▸ **Given problem**:
State how many lines include "strike", giving the number by itself.

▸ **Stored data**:
################

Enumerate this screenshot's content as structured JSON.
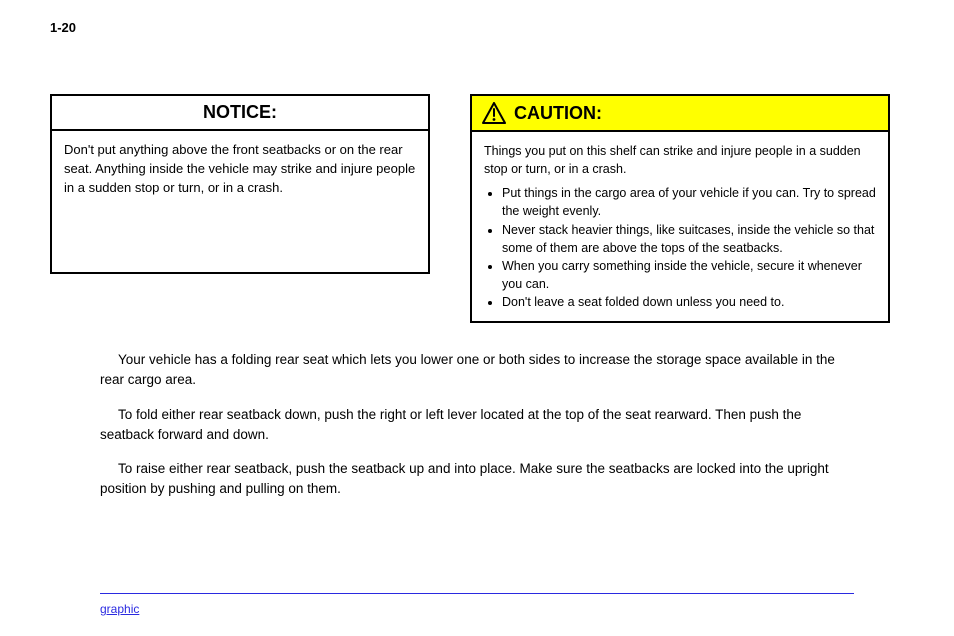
{
  "page_number": "1-20",
  "notice_box": {
    "header": "NOTICE:",
    "body": "Don't put anything above the front seatbacks or on the rear seat. Anything inside the vehicle may strike and injure people in a sudden stop or turn, or in a crash."
  },
  "caution_box": {
    "header": "CAUTION:",
    "body_lead": "Things you put on this shelf can strike and injure people in a sudden stop or turn, or in a crash.",
    "body_bullets": [
      "Put things in the cargo area of your vehicle if you can. Try to spread the weight evenly.",
      "Never stack heavier things, like suitcases, inside the vehicle so that some of them are above the tops of the seatbacks.",
      "When you carry something inside the vehicle, secure it whenever you can.",
      "Don't leave a seat folded down unless you need to."
    ]
  },
  "paragraphs": [
    "Your vehicle has a folding rear seat which lets you lower one or both sides to increase the storage space available in the rear cargo area.",
    "To fold either rear seatback down, push the right or left lever located at the top of the seat rearward. Then push the seatback forward and down.",
    "To raise either rear seatback, push the seatback up and into place. Make sure the seatbacks are locked into the upright position by pushing and pulling on them."
  ],
  "footer_link_label": "graphic"
}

################

▸ **Result of the task**:
2